═════ Dataset records ═════
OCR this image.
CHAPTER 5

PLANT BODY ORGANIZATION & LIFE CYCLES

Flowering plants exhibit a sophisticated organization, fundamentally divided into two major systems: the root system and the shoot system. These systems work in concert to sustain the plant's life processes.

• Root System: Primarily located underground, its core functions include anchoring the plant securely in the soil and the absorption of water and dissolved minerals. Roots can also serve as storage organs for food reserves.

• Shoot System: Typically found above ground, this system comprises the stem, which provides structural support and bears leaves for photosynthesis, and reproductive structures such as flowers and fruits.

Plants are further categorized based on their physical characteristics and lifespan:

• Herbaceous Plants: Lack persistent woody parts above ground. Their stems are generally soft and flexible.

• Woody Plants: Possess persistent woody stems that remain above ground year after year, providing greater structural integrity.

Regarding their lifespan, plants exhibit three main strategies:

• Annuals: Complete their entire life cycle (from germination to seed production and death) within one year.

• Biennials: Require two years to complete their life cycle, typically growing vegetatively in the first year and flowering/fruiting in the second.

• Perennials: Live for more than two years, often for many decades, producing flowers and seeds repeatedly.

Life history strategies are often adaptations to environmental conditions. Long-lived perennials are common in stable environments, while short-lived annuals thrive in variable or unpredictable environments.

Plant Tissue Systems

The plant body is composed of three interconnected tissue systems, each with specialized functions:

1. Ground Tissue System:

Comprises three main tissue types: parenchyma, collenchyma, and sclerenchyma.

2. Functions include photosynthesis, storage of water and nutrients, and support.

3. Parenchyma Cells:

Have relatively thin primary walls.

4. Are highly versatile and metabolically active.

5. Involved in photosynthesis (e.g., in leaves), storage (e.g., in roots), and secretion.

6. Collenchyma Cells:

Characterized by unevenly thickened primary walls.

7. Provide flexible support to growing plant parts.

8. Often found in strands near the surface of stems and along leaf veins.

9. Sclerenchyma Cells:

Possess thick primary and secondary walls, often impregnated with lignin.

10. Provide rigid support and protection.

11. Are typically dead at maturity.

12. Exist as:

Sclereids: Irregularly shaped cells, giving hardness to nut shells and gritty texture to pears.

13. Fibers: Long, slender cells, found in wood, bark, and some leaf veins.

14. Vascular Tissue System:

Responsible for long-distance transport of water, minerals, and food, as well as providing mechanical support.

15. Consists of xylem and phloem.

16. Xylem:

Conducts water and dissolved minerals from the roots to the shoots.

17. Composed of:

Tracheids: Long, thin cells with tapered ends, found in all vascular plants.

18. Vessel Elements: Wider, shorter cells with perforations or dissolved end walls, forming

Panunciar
═════
* Work to complete
All of the records above must be reproduced exactly.

* Result below
OCR this image.
CHAPTER 5

PLANT BODY ORGANIZATION & LIFE CYCLES

Flowering plants exhibit a sophisticated organization, fundamentally divided into two major systems: the root system and the shoot system. These systems work in concert to sustain the plant's life processes.

• Root System: Primarily located underground, its core functions include anchoring the plant securely in the soil and the absorption of water and dissolved minerals. Roots can also serve as storage organs for food reserves.

• Shoot System: Typically found above ground, this system comprises the stem, which provides structural support and bears leaves for photosynthesis, and reproductive structures such as flowers and fruits.

Plants are further categorized based on their physical characteristics and lifespan:

• Herbaceous Plants: Lack persistent woody parts above ground. Their stems are generally soft and flexible.

• Woody Plants: Possess persistent woody stems that remain above ground year after year, providing greater structural integrity.

Regarding their lifespan, plants exhibit three main strategies:

• Annuals: Complete their entire life cycle (from germination to seed production and death) within one year.

• Biennials: Require two years to complete their life cycle, typically growing vegetatively in the first year and flowering/fruiting in the second.

• Perennials: Live for more than two years, often for many decades, producing flowers and seeds repeatedly.

Life history strategies are often adaptations to environmental conditions. Long-lived perennials are common in stable environments, while short-lived annuals thrive in variable or unpredictable environments.

Plant Tissue Systems

The plant body is composed of three interconnected tissue systems, each with specialized functions:

1. Ground Tissue System:

Comprises three main tissue types: parenchyma, collenchyma, and sclerenchyma.

2. Functions include photosynthesis, storage of water and nutrients, and support.

3. Parenchyma Cells:

Have relatively thin primary walls.

4. Are highly versatile and metabolically active.

5. Involved in photosynthesis (e.g., in leaves), storage (e.g., in roots), and secretion.

6. Collenchyma Cells:

Characterized by unevenly thickened primary walls.

7. Provide flexible support to growing plant parts.

8. Often found in strands near the surface of stems and along leaf veins.

9. Sclerenchyma Cells:

Possess thick primary and secondary walls, often impregnated with lignin.

10. Provide rigid support and protection.

11. Are typically dead at maturity.

12. Exist as:

Sclereids: Irregularly shaped cells, giving hardness to nut shells and gritty texture to pears.

13. Fibers: Long, slender cells, found in wood, bark, and some leaf veins.

14. Vascular Tissue System:

Responsible for long-distance transport of water, minerals, and food, as well as providing mechanical support.

15. Consists of xylem and phloem.

16. Xylem:

Conducts water and dissolved minerals from the roots to the shoots.

17. Composed of:

Tracheids: Long, thin cells with tapered ends, found in all vascular plants.

18. Vessel Elements: Wider, shorter cells with perforations or dissolved end walls, forming

Panunciar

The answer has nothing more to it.